- [Entries taken from a collection]
****

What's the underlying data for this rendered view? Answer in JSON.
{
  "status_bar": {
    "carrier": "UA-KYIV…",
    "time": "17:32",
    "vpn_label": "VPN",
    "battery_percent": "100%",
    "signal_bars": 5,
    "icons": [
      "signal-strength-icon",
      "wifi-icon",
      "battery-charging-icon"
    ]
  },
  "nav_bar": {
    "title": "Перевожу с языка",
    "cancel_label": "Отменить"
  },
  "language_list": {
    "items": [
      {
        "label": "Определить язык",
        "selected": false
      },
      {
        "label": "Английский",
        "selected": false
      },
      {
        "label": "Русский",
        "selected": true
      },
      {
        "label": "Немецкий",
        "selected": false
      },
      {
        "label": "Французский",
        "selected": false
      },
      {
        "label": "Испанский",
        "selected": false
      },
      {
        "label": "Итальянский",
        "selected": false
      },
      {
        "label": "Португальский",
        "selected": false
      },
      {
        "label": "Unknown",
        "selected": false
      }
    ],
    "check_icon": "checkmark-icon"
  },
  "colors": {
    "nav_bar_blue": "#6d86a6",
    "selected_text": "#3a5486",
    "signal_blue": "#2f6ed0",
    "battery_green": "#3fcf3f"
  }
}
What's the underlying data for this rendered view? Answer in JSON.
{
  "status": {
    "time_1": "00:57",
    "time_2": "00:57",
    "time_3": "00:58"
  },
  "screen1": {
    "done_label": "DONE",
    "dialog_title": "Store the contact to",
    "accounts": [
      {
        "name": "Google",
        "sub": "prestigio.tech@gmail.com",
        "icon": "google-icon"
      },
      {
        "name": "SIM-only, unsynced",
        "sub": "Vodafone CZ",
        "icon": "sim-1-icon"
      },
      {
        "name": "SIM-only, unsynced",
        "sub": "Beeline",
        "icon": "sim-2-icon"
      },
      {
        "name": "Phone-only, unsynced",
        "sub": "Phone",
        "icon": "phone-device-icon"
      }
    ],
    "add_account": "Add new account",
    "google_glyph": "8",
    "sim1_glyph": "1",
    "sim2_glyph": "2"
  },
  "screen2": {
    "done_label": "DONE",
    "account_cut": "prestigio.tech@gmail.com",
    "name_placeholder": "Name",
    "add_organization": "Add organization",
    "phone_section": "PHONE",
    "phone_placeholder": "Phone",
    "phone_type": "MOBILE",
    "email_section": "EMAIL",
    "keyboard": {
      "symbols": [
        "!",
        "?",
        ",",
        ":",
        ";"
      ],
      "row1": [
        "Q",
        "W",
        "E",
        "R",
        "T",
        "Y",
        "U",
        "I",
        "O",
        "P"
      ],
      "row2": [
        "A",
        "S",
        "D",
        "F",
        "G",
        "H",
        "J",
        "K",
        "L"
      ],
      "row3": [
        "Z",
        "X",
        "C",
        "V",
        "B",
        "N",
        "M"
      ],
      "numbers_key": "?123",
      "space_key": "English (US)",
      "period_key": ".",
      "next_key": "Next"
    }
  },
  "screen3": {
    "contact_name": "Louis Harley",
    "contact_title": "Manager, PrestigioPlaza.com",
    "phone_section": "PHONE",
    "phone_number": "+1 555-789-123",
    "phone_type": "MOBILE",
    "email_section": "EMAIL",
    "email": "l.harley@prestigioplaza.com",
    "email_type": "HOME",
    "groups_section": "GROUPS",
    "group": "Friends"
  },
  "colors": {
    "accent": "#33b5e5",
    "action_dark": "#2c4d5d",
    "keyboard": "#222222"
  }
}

****

Nothing may be left out: return each entry exactly as it reads.

- [Worked answer]
What's the underlying data for this rendered view? Answer in JSON.
{
  "status_bar": {
    "carrier": "UA-KYIV…",
    "time": "17:32",
    "vpn_label": "VPN",
    "battery_percent": "100%",
    "signal_bars": 5,
    "icons": [
      "signal-strength-icon",
      "wifi-icon",
      "battery-charging-icon"
    ]
  },
  "nav_bar": {
    "title": "Перевожу с языка",
    "cancel_label": "Отменить"
  },
  "language_list": {
    "items": [
      {
        "label": "Определить язык",
        "selected": false
      },
      {
        "label": "Английский",
        "selected": false
      },
      {
        "label": "Русский",
        "selected": true
      },
      {
        "label": "Немецкий",
        "selected": false
      },
      {
        "label": "Французский",
        "selected": false
      },
      {
        "label": "Испанский",
        "selected": false
      },
      {
        "label": "Итальянский",
        "selected": false
      },
      {
        "label": "Португальский",
        "selected": false
      },
      {
        "label": "Unknown",
        "selected": false
      }
    ],
    "check_icon": "checkmark-icon"
  },
  "colors": {
    "nav_bar_blue": "#6d86a6",
    "selected_text": "#3a5486",
    "signal_blue": "#2f6ed0",
    "battery_green": "#3fcf3f"
  }
}
What's the underlying data for this rendered view? Answer in JSON.
{
  "status": {
    "time_1": "00:57",
    "time_2": "00:57",
    "time_3": "00:58"
  },
  "screen1": {
    "done_label": "DONE",
    "dialog_title": "Store the contact to",
    "accounts": [
      {
        "name": "Google",
        "sub": "prestigio.tech@gmail.com",
        "icon": "google-icon"
      },
      {
        "name": "SIM-only, unsynced",
        "sub": "Vodafone CZ",
        "icon": "sim-1-icon"
      },
      {
        "name": "SIM-only, unsynced",
        "sub": "Beeline",
        "icon": "sim-2-icon"
      },
      {
        "name": "Phone-only, unsynced",
        "sub": "Phone",
        "icon": "phone-device-icon"
      }
    ],
    "add_account": "Add new account",
    "google_glyph": "8",
    "sim1_glyph": "1",
    "sim2_glyph": "2"
  },
  "screen2": {
    "done_label": "DONE",
    "account_cut": "prestigio.tech@gmail.com",
    "name_placeholder": "Name",
    "add_organization": "Add organization",
    "phone_section": "PHONE",
    "phone_placeholder": "Phone",
    "phone_type": "MOBILE",
    "email_section": "EMAIL",
    "keyboard": {
      "symbols": [
        "!",
        "?",
        ",",
        ":",
        ";"
      ],
      "row1": [
        "Q",
        "W",
        "E",
        "R",
        "T",
        "Y",
        "U",
        "I",
        "O",
        "P"
      ],
      "row2": [
        "A",
        "S",
        "D",
        "F",
        "G",
        "H",
        "J",
        "K",
        "L"
      ],
      "row3": [
        "Z",
        "X",
        "C",
        "V",
        "B",
        "N",
        "M"
      ],
      "numbers_key": "?123",
      "space_key": "English (US)",
      "period_key": ".",
      "next_key": "Next"
    }
  },
  "screen3": {
    "contact_name": "Louis Harley",
    "contact_title": "Manager, PrestigioPlaza.com",
    "phone_section": "PHONE",
    "phone_number": "+1 555-789-123",
    "phone_type": "MOBILE",
    "email_section": "EMAIL",
    "email": "l.harley@prestigioplaza.com",
    "email_type": "HOME",
    "groups_section": "GROUPS",
    "group": "Friends"
  },
  "colors": {
    "accent": "#33b5e5",
    "action_dark": "#2c4d5d",
    "keyboard": "#222222"
  }
}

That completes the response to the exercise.